RECORDED DATA:
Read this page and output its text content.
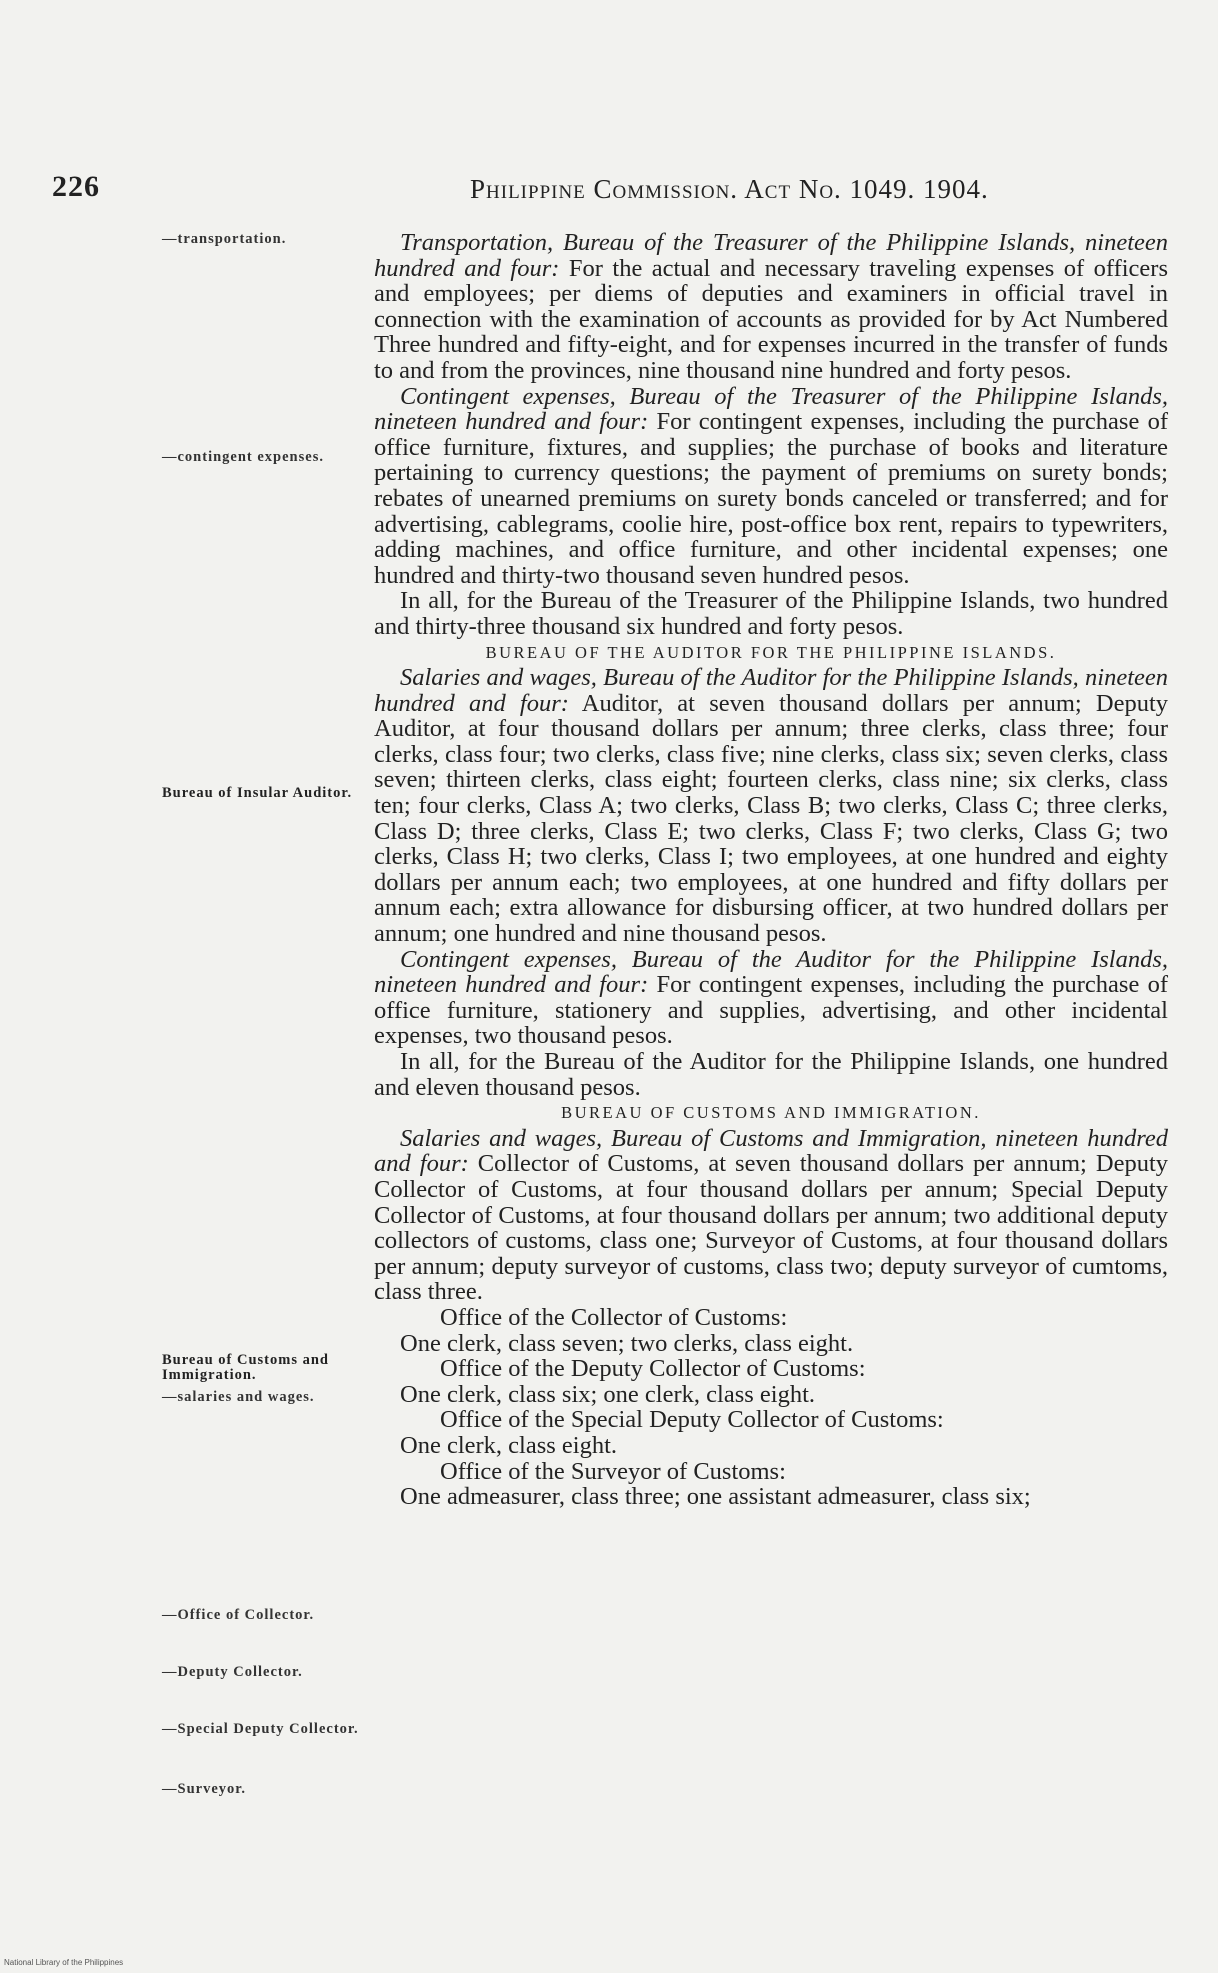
226	Philippine Commission. Act No. 1049. 1904.
—transportation.
—contingent expenses.
Bureau of Insular Auditor.
Bureau of Customs and Immigration.
—salaries and wages.
—Office of Collector.
—Deputy Collector.
—Special Deputy Collector.
—Surveyor.

Transportation, Bureau of the Treasurer of the Philippine Islands, nineteen hundred and four: For the actual and necessary traveling expenses of officers and employees; per diems of deputies and examiners in official travel in connection with the examination of accounts as provided for by Act Numbered Three hundred and fifty-eight, and for expenses incurred in the transfer of funds to and from the provinces, nine thousand nine hundred and forty pesos.

Contingent expenses, Bureau of the Treasurer of the Philippine Islands, nineteen hundred and four: For contingent expenses, including the purchase of office furniture, fixtures, and supplies; the purchase of books and literature pertaining to currency questions; the payment of premiums on surety bonds; rebates of unearned premiums on surety bonds canceled or transferred; and for advertising, cablegrams, coolie hire, post-office box rent, repairs to typewriters, adding machines, and office furniture, and other incidental expenses; one hundred and thirty-two thousand seven hundred pesos.

In all, for the Bureau of the Treasurer of the Philippine Islands, two hundred and thirty-three thousand six hundred and forty pesos.

BUREAU OF THE AUDITOR FOR THE PHILIPPINE ISLANDS.

Salaries and wages, Bureau of the Auditor for the Philippine Islands, nineteen hundred and four: Auditor, at seven thousand dollars per annum; Deputy Auditor, at four thousand dollars per annum; three clerks, class three; four clerks, class four; two clerks, class five; nine clerks, class six; seven clerks, class seven; thirteen clerks, class eight; fourteen clerks, class nine; six clerks, class ten; four clerks, Class A; two clerks, Class B; two clerks, Class C; three clerks, Class D; three clerks, Class E; two clerks, Class F; two clerks, Class G; two clerks, Class H; two clerks, Class I; two employees, at one hundred and eighty dollars per annum each; two employees, at one hundred and fifty dollars per annum each; extra allowance for disbursing officer, at two hundred dollars per annum; one hundred and nine thousand pesos.

Contingent expenses, Bureau of the Auditor for the Philippine Islands, nineteen hundred and four: For contingent expenses, including the purchase of office furniture, stationery and supplies, advertising, and other incidental expenses, two thousand pesos.

In all, for the Bureau of the Auditor for the Philippine Islands, one hundred and eleven thousand pesos.

BUREAU OF CUSTOMS AND IMMIGRATION.

Salaries and wages, Bureau of Customs and Immigration, nineteen hundred and four: Collector of Customs, at seven thousand dollars per annum; Deputy Collector of Customs, at four thousand dollars per annum; Special Deputy Collector of Customs, at four thousand dollars per annum; two additional deputy collectors of customs, class one; Surveyor of Customs, at four thousand dollars per annum; deputy surveyor of customs, class two; deputy surveyor of cumtoms, class three.

Office of the Collector of Customs:

One clerk, class seven; two clerks, class eight.

Office of the Deputy Collector of Customs:

One clerk, class six; one clerk, class eight.

Office of the Special Deputy Collector of Customs:

One clerk, class eight.

Office of the Surveyor of Customs:

One admeasurer, class three; one assistant admeasurer, class six;

National Library of the Philippines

SET EXERCISE:
Write out each line of the data exactly; the images should be left out.

RESPONSE TO THIS TASK:
Read this page and output its text content.
226	Philippine Commission. Act No. 1049. 1904.
—transportation.
—contingent expenses.
Bureau of Insular Auditor.
Bureau of Customs and Immigration.
—salaries and wages.
—Office of Collector.
—Deputy Collector.
—Special Deputy Collector.
—Surveyor.

Transportation, Bureau of the Treasurer of the Philippine Islands, nineteen hundred and four: For the actual and necessary traveling expenses of officers and employees; per diems of deputies and examiners in official travel in connection with the examination of accounts as provided for by Act Numbered Three hundred and fifty-eight, and for expenses incurred in the transfer of funds to and from the provinces, nine thousand nine hundred and forty pesos.

Contingent expenses, Bureau of the Treasurer of the Philippine Islands, nineteen hundred and four: For contingent expenses, including the purchase of office furniture, fixtures, and supplies; the purchase of books and literature pertaining to currency questions; the payment of premiums on surety bonds; rebates of unearned premiums on surety bonds canceled or transferred; and for advertising, cablegrams, coolie hire, post-office box rent, repairs to typewriters, adding machines, and office furniture, and other incidental expenses; one hundred and thirty-two thousand seven hundred pesos.

In all, for the Bureau of the Treasurer of the Philippine Islands, two hundred and thirty-three thousand six hundred and forty pesos.

BUREAU OF THE AUDITOR FOR THE PHILIPPINE ISLANDS.

Salaries and wages, Bureau of the Auditor for the Philippine Islands, nineteen hundred and four: Auditor, at seven thousand dollars per annum; Deputy Auditor, at four thousand dollars per annum; three clerks, class three; four clerks, class four; two clerks, class five; nine clerks, class six; seven clerks, class seven; thirteen clerks, class eight; fourteen clerks, class nine; six clerks, class ten; four clerks, Class A; two clerks, Class B; two clerks, Class C; three clerks, Class D; three clerks, Class E; two clerks, Class F; two clerks, Class G; two clerks, Class H; two clerks, Class I; two employees, at one hundred and eighty dollars per annum each; two employees, at one hundred and fifty dollars per annum each; extra allowance for disbursing officer, at two hundred dollars per annum; one hundred and nine thousand pesos.

Contingent expenses, Bureau of the Auditor for the Philippine Islands, nineteen hundred and four: For contingent expenses, including the purchase of office furniture, stationery and supplies, advertising, and other incidental expenses, two thousand pesos.

In all, for the Bureau of the Auditor for the Philippine Islands, one hundred and eleven thousand pesos.

BUREAU OF CUSTOMS AND IMMIGRATION.

Salaries and wages, Bureau of Customs and Immigration, nineteen hundred and four: Collector of Customs, at seven thousand dollars per annum; Deputy Collector of Customs, at four thousand dollars per annum; Special Deputy Collector of Customs, at four thousand dollars per annum; two additional deputy collectors of customs, class one; Surveyor of Customs, at four thousand dollars per annum; deputy surveyor of customs, class two; deputy surveyor of cumtoms, class three.

Office of the Collector of Customs:

One clerk, class seven; two clerks, class eight.

Office of the Deputy Collector of Customs:

One clerk, class six; one clerk, class eight.

Office of the Special Deputy Collector of Customs:

One clerk, class eight.

Office of the Surveyor of Customs:

One admeasurer, class three; one assistant admeasurer, class six;

National Library of the Philippines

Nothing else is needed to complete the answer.